Exercise aim: Repeat the records exactly. Every line must match.

————

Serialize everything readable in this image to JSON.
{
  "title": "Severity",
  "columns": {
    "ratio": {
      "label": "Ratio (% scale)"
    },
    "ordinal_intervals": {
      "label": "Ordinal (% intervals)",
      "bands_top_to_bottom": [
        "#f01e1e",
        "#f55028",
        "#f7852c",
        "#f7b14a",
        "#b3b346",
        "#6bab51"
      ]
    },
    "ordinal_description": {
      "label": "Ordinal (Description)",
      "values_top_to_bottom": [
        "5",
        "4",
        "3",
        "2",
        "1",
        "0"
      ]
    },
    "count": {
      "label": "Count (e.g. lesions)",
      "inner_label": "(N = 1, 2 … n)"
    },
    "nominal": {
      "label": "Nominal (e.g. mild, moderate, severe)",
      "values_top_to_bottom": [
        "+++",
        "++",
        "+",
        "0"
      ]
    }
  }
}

————

Written answer:
Serialize everything readable in this image to JSON.
{
  "title": "Severity",
  "columns": {
    "ratio": {
      "label": "Ratio (% scale)"
    },
    "ordinal_intervals": {
      "label": "Ordinal (% intervals)",
      "bands_top_to_bottom": [
        "#f01e1e",
        "#f55028",
        "#f7852c",
        "#f7b14a",
        "#b3b346",
        "#6bab51"
      ]
    },
    "ordinal_description": {
      "label": "Ordinal (Description)",
      "values_top_to_bottom": [
        "5",
        "4",
        "3",
        "2",
        "1",
        "0"
      ]
    },
    "count": {
      "label": "Count (e.g. lesions)",
      "inner_label": "(N = 1, 2 … n)"
    },
    "nominal": {
      "label": "Nominal (e.g. mild, moderate, severe)",
      "values_top_to_bottom": [
        "+++",
        "++",
        "+",
        "0"
      ]
    }
  }
}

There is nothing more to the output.